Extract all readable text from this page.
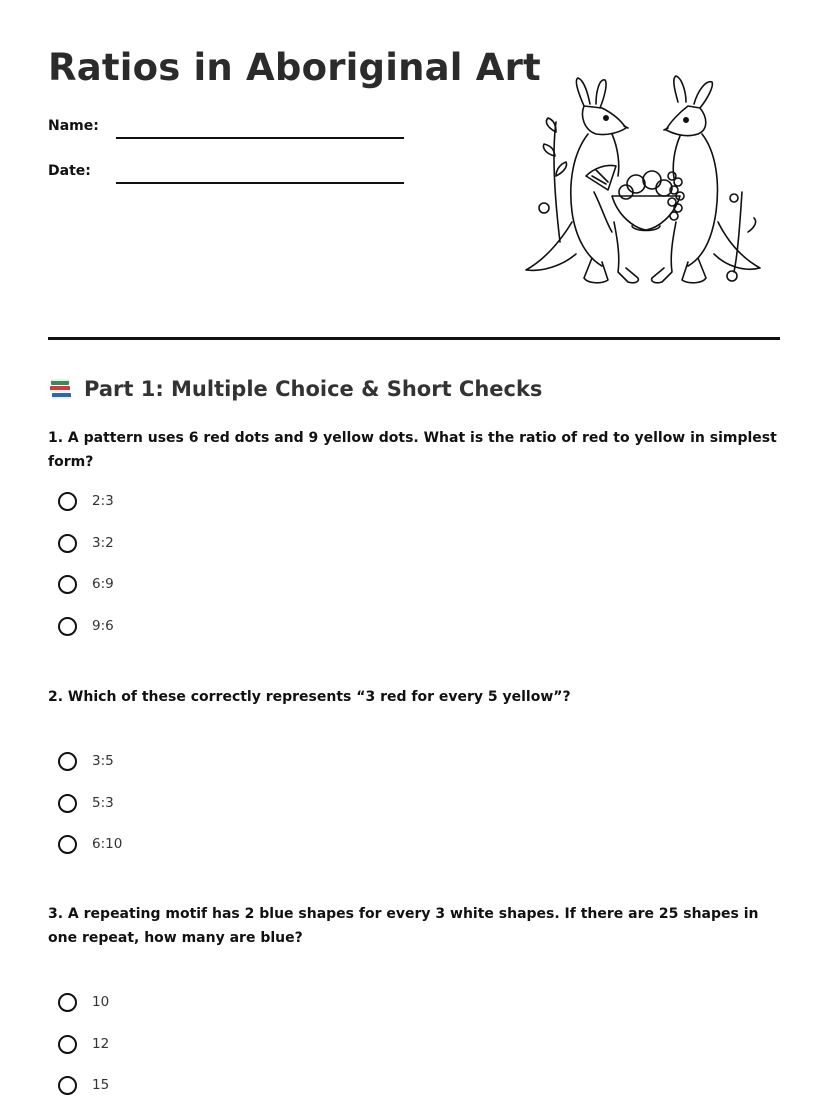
Ratios in Aboriginal Art
Name:
Date:
Part 1: Multiple Choice & Short Checks

1. A pattern uses 6 red dots and 9 yellow dots. What is the ratio of red to yellow in simplest form?

2:3
3:2
6:9
9:6

2. Which of these correctly represents “3 red for every 5 yellow”?

3:5
5:3
6:10

3. A repeating motif has 2 blue shapes for every 3 white shapes. If there are 25 shapes in one repeat, how many are blue?

10
12
15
------------------------
Return all lines of the material above in which the word "yellow" occurs.

1. A pattern uses 6 red dots and 9 yellow dots. What is the ratio of red to yellow in simplest form?
2. Which of these correctly represents “3 red for every 5 yellow”?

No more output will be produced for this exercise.